[Provided data]
════════════════════

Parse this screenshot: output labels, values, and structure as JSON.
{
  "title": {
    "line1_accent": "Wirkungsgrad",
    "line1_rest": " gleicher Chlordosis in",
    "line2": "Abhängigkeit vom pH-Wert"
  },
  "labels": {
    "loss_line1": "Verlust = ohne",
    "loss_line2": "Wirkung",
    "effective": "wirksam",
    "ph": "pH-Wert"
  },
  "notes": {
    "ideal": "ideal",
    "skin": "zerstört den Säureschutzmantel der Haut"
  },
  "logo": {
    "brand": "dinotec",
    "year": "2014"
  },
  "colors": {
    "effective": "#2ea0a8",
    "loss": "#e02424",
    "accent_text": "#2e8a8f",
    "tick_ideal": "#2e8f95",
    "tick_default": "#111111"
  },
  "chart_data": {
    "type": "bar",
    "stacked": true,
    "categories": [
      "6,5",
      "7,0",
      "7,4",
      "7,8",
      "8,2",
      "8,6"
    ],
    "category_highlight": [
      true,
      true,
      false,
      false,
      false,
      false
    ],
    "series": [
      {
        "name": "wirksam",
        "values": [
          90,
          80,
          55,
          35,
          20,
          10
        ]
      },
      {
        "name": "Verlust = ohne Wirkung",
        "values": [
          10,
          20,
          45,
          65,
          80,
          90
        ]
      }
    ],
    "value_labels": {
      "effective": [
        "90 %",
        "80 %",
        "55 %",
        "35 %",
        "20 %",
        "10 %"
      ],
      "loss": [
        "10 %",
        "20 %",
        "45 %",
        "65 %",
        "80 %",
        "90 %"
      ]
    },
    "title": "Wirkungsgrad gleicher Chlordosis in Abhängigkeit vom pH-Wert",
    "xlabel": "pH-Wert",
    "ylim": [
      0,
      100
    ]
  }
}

════════════════════

[Task instructions]
Reproduce the full listing exactly.

[Exercise result]
Parse this screenshot: output labels, values, and structure as JSON.
{
  "title": {
    "line1_accent": "Wirkungsgrad",
    "line1_rest": " gleicher Chlordosis in",
    "line2": "Abhängigkeit vom pH-Wert"
  },
  "labels": {
    "loss_line1": "Verlust = ohne",
    "loss_line2": "Wirkung",
    "effective": "wirksam",
    "ph": "pH-Wert"
  },
  "notes": {
    "ideal": "ideal",
    "skin": "zerstört den Säureschutzmantel der Haut"
  },
  "logo": {
    "brand": "dinotec",
    "year": "2014"
  },
  "colors": {
    "effective": "#2ea0a8",
    "loss": "#e02424",
    "accent_text": "#2e8a8f",
    "tick_ideal": "#2e8f95",
    "tick_default": "#111111"
  },
  "chart_data": {
    "type": "bar",
    "stacked": true,
    "categories": [
      "6,5",
      "7,0",
      "7,4",
      "7,8",
      "8,2",
      "8,6"
    ],
    "category_highlight": [
      true,
      true,
      false,
      false,
      false,
      false
    ],
    "series": [
      {
        "name": "wirksam",
        "values": [
          90,
          80,
          55,
          35,
          20,
          10
        ]
      },
      {
        "name": "Verlust = ohne Wirkung",
        "values": [
          10,
          20,
          45,
          65,
          80,
          90
        ]
      }
    ],
    "value_labels": {
      "effective": [
        "90 %",
        "80 %",
        "55 %",
        "35 %",
        "20 %",
        "10 %"
      ],
      "loss": [
        "10 %",
        "20 %",
        "45 %",
        "65 %",
        "80 %",
        "90 %"
      ]
    },
    "title": "Wirkungsgrad gleicher Chlordosis in Abhängigkeit vom pH-Wert",
    "xlabel": "pH-Wert",
    "ylim": [
      0,
      100
    ]
  }
}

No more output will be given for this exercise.